(Dataset records)
===

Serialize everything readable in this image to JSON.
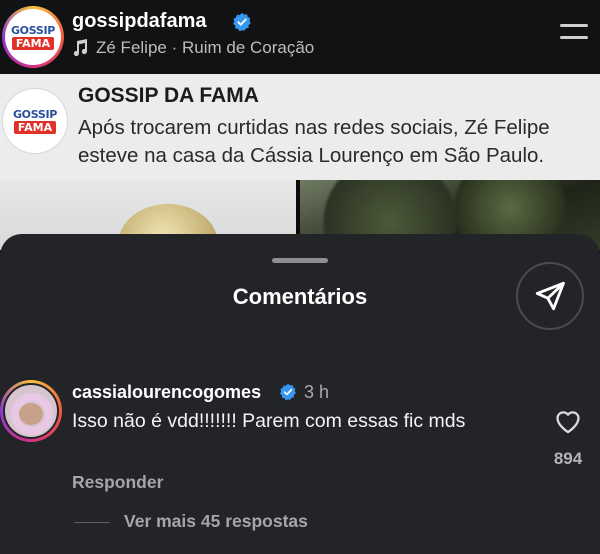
{
  "post": {
    "username": "gossipdafama",
    "music": "Zé Felipe · Ruim de Coração",
    "logo_top": "GOSSIP",
    "logo_bottom": "FAMA"
  },
  "article": {
    "title": "GOSSIP DA FAMA",
    "text": "Após trocarem curtidas nas redes sociais, Zé Felipe esteve na casa da Cássia Lourenço em São Paulo."
  },
  "sheet": {
    "title": "Comentários"
  },
  "comment": {
    "username": "cassialourencogomes",
    "time": "3 h",
    "text": "Isso não é vdd!!!!!!! Parem com essas fic mds",
    "reply_label": "Responder",
    "likes": "894",
    "more_replies": "Ver mais 45 respostas"
  },
  "colors": {
    "verified": "#3797f0",
    "sheet_bg": "#232428",
    "logo_red": "#e0302a",
    "logo_blue": "#2a4f9e"
  },
  "icons": [
    "verified-badge-icon",
    "music-note-icon",
    "menu-icon",
    "send-icon",
    "heart-icon"
  ]
}
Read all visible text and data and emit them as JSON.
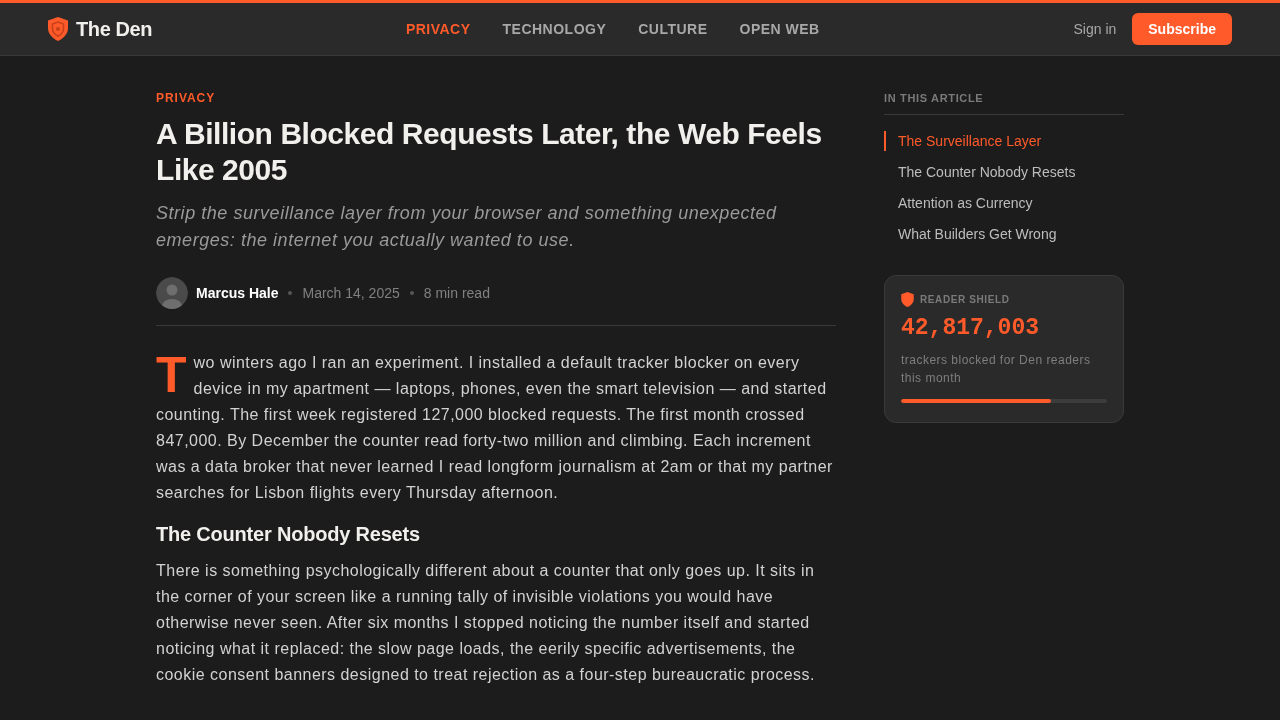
{
  "brand": {
    "name": "The Den"
  },
  "nav": [
    {
      "label": "PRIVACY",
      "selected": true
    },
    {
      "label": "TECHNOLOGY",
      "selected": false
    },
    {
      "label": "CULTURE",
      "selected": false
    },
    {
      "label": "OPEN WEB",
      "selected": false
    }
  ],
  "header_actions": {
    "sign_in": "Sign in",
    "subscribe": "Subscribe"
  },
  "article": {
    "category": "PRIVACY",
    "title": "A Billion Blocked Requests Later, the Web Feels Like 2005",
    "subtitle": "Strip the surveillance layer from your browser and something unexpected emerges: the internet you actually wanted to use.",
    "byline": {
      "author": "Marcus Hale",
      "date": "March 14, 2025",
      "read_time": "8 min read"
    },
    "blocks": [
      {
        "kind": "paragraph",
        "drop_cap": "T",
        "text": "wo winters ago I ran an experiment. I installed a default tracker blocker on every device in my apartment — laptops, phones, even the smart television — and started counting. The first week registered 127,000 blocked requests. The first month crossed 847,000. By December the counter read forty-two million and climbing. Each increment was a data broker that never learned I read longform journalism at 2am or that my partner searches for Lisbon flights every Thursday afternoon."
      },
      {
        "kind": "heading",
        "text": "The Counter Nobody Resets"
      },
      {
        "kind": "paragraph",
        "text": "There is something psychologically different about a counter that only goes up. It sits in the corner of your screen like a running tally of invisible violations you would have otherwise never seen. After six months I stopped noticing the number itself and started noticing what it replaced: the slow page loads, the eerily specific advertisements, the cookie consent banners designed to treat rejection as a four-step bureaucratic process."
      }
    ]
  },
  "sidebar": {
    "toc": {
      "title": "IN THIS ARTICLE",
      "items": [
        {
          "label": "The Surveillance Layer",
          "selected": true
        },
        {
          "label": "The Counter Nobody Resets",
          "selected": false
        },
        {
          "label": "Attention as Currency",
          "selected": false
        },
        {
          "label": "What Builders Get Wrong",
          "selected": false
        }
      ]
    },
    "shield_card": {
      "title": "READER SHIELD",
      "count": "42,817,003",
      "caption": "trackers blocked for Den readers this month",
      "level": 0.73
    }
  }
}
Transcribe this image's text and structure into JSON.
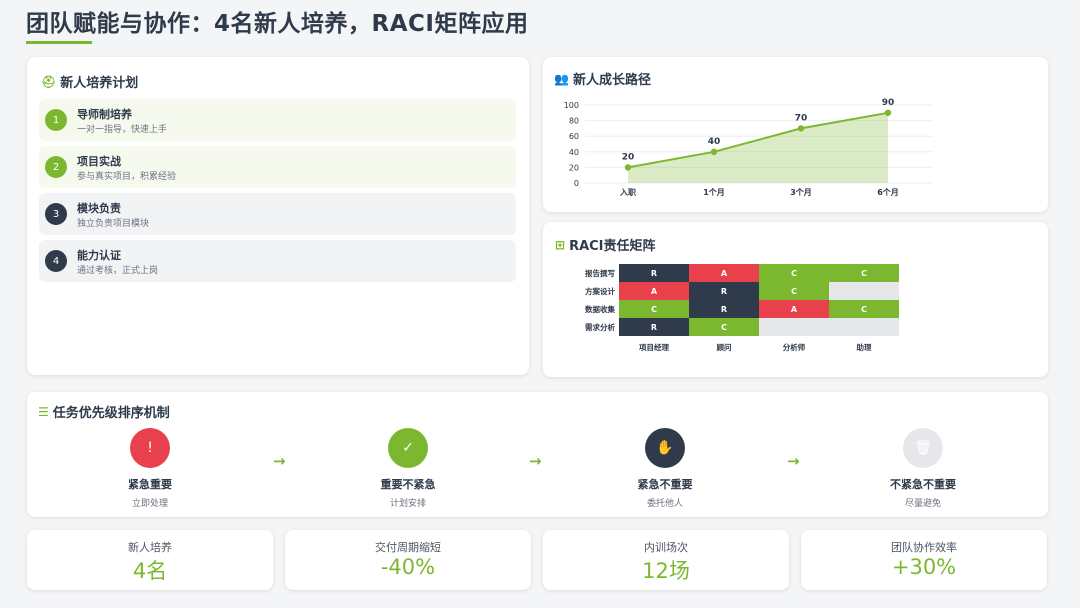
{
  "page_title": "团队赋能与协作：4名新人培养，RACI矩阵应用",
  "colors": {
    "green": "#7cb82f",
    "red": "#e8414c",
    "navy": "#2f3a4a",
    "gray": "#e5e7eb"
  },
  "plan": {
    "title": "新人培养计划",
    "icon": "person-badge-icon",
    "items": [
      {
        "num": "1",
        "name": "导师制培养",
        "desc": "一对一指导，快速上手"
      },
      {
        "num": "2",
        "name": "项目实战",
        "desc": "参与真实项目，积累经验"
      },
      {
        "num": "3",
        "name": "模块负责",
        "desc": "独立负责项目模块"
      },
      {
        "num": "4",
        "name": "能力认证",
        "desc": "通过考核，正式上岗"
      }
    ]
  },
  "growth": {
    "title": "新人成长路径",
    "icon": "users-icon",
    "chart_data": {
      "type": "area",
      "categories": [
        "入职",
        "1个月",
        "3个月",
        "6个月"
      ],
      "values": [
        20,
        40,
        70,
        90
      ],
      "ylim": [
        0,
        100
      ],
      "yticks": [
        0,
        20,
        40,
        60,
        80,
        100
      ],
      "grid": true
    }
  },
  "raci": {
    "title": "RACI责任矩阵",
    "icon": "grid-icon",
    "chart_data": {
      "type": "heatmap",
      "rows": [
        "报告撰写",
        "方案设计",
        "数据收集",
        "需求分析"
      ],
      "columns": [
        "项目经理",
        "顾问",
        "分析师",
        "助理"
      ],
      "cells": [
        [
          "R",
          "A",
          "C",
          "C"
        ],
        [
          "A",
          "R",
          "C",
          ""
        ],
        [
          "C",
          "R",
          "A",
          "C"
        ],
        [
          "R",
          "C",
          "",
          ""
        ]
      ]
    }
  },
  "priority": {
    "title": "任务优先级排序机制",
    "icon": "list-check-icon",
    "steps": [
      {
        "name": "紧急重要",
        "desc": "立即处理",
        "icon": "warning-icon",
        "glyph": "!"
      },
      {
        "name": "重要不紧急",
        "desc": "计划安排",
        "icon": "calendar-check-icon",
        "glyph": "✓"
      },
      {
        "name": "紧急不重要",
        "desc": "委托他人",
        "icon": "hand-icon",
        "glyph": "✋"
      },
      {
        "name": "不紧急不重要",
        "desc": "尽量避免",
        "icon": "trash-icon",
        "glyph": "🗑"
      }
    ],
    "arrow": "→"
  },
  "stats": [
    {
      "label": "新人培养",
      "value": "4名"
    },
    {
      "label": "交付周期缩短",
      "value": "-40%"
    },
    {
      "label": "内训场次",
      "value": "12场"
    },
    {
      "label": "团队协作效率",
      "value": "+30%"
    }
  ]
}
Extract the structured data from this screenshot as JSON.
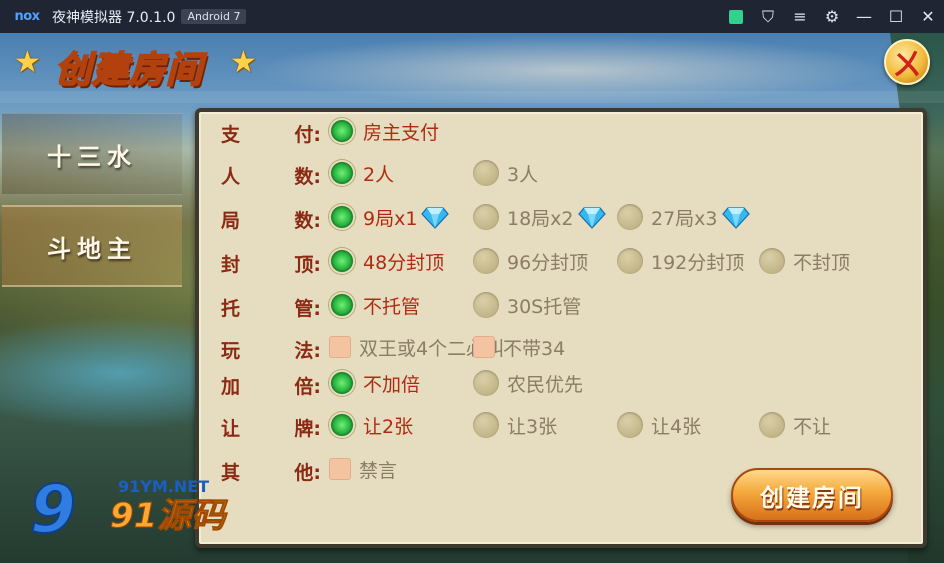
{
  "titlebar": {
    "logo": "nox",
    "app_title": "夜神模拟器 7.0.1.0",
    "android_badge": "Android 7",
    "icons": [
      "green-square-icon",
      "shirt-icon",
      "menu-icon",
      "gear-icon",
      "minimize-icon",
      "maximize-icon",
      "close-icon"
    ],
    "glyphs": {
      "shirt": "⛉",
      "menu": "≡",
      "gear": "⚙",
      "minimize": "—",
      "maximize": "☐",
      "close": "✕"
    }
  },
  "header": {
    "title": "创建房间",
    "star": "★",
    "close_glyph": "ㄨ"
  },
  "sidebar": {
    "items": [
      {
        "label": "十三水",
        "active": false
      },
      {
        "label": "斗地主",
        "active": true
      }
    ]
  },
  "form": {
    "rows": [
      {
        "label_a": "支",
        "label_b": "付:",
        "type": "radio",
        "options": [
          {
            "text": "房主支付",
            "on": true
          }
        ]
      },
      {
        "label_a": "人",
        "label_b": "数:",
        "type": "radio",
        "options": [
          {
            "text": "2人",
            "on": true
          },
          {
            "text": "3人",
            "on": false
          }
        ]
      },
      {
        "label_a": "局",
        "label_b": "数:",
        "type": "radio",
        "options": [
          {
            "text": "9局x1",
            "on": true,
            "gem": true
          },
          {
            "text": "18局x2",
            "on": false,
            "gem": true
          },
          {
            "text": "27局x3",
            "on": false,
            "gem": true
          }
        ]
      },
      {
        "label_a": "封",
        "label_b": "顶:",
        "type": "radio",
        "options": [
          {
            "text": "48分封顶",
            "on": true
          },
          {
            "text": "96分封顶",
            "on": false
          },
          {
            "text": "192分封顶",
            "on": false
          },
          {
            "text": "不封顶",
            "on": false
          }
        ]
      },
      {
        "label_a": "托",
        "label_b": "管:",
        "type": "radio",
        "options": [
          {
            "text": "不托管",
            "on": true
          },
          {
            "text": "30S托管",
            "on": false
          }
        ]
      },
      {
        "label_a": "玩",
        "label_b": "法:",
        "type": "check",
        "options": [
          {
            "text": "双王或4个二必叫",
            "on": false
          },
          {
            "text": "不带34",
            "on": false
          }
        ]
      },
      {
        "label_a": "加",
        "label_b": "倍:",
        "type": "radio",
        "options": [
          {
            "text": "不加倍",
            "on": true
          },
          {
            "text": "农民优先",
            "on": false
          }
        ]
      },
      {
        "label_a": "让",
        "label_b": "牌:",
        "type": "radio",
        "options": [
          {
            "text": "让2张",
            "on": true
          },
          {
            "text": "让3张",
            "on": false
          },
          {
            "text": "让4张",
            "on": false
          },
          {
            "text": "不让",
            "on": false
          }
        ]
      },
      {
        "label_a": "其",
        "label_b": "他:",
        "type": "check",
        "options": [
          {
            "text": "禁言",
            "on": false
          }
        ]
      }
    ],
    "create_button": "创建房间"
  },
  "watermark": {
    "nine": "9",
    "url": "91YM.NET",
    "text": "91源码"
  },
  "colors": {
    "selected_text": "#b02a12",
    "unselected_text": "#8a7c66",
    "label": "#8b2a14",
    "panel": "#e6ddc0"
  }
}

===

What is expected
Report the count of lines in the entries that contain the string "desc", and nothing besides it.

Result
8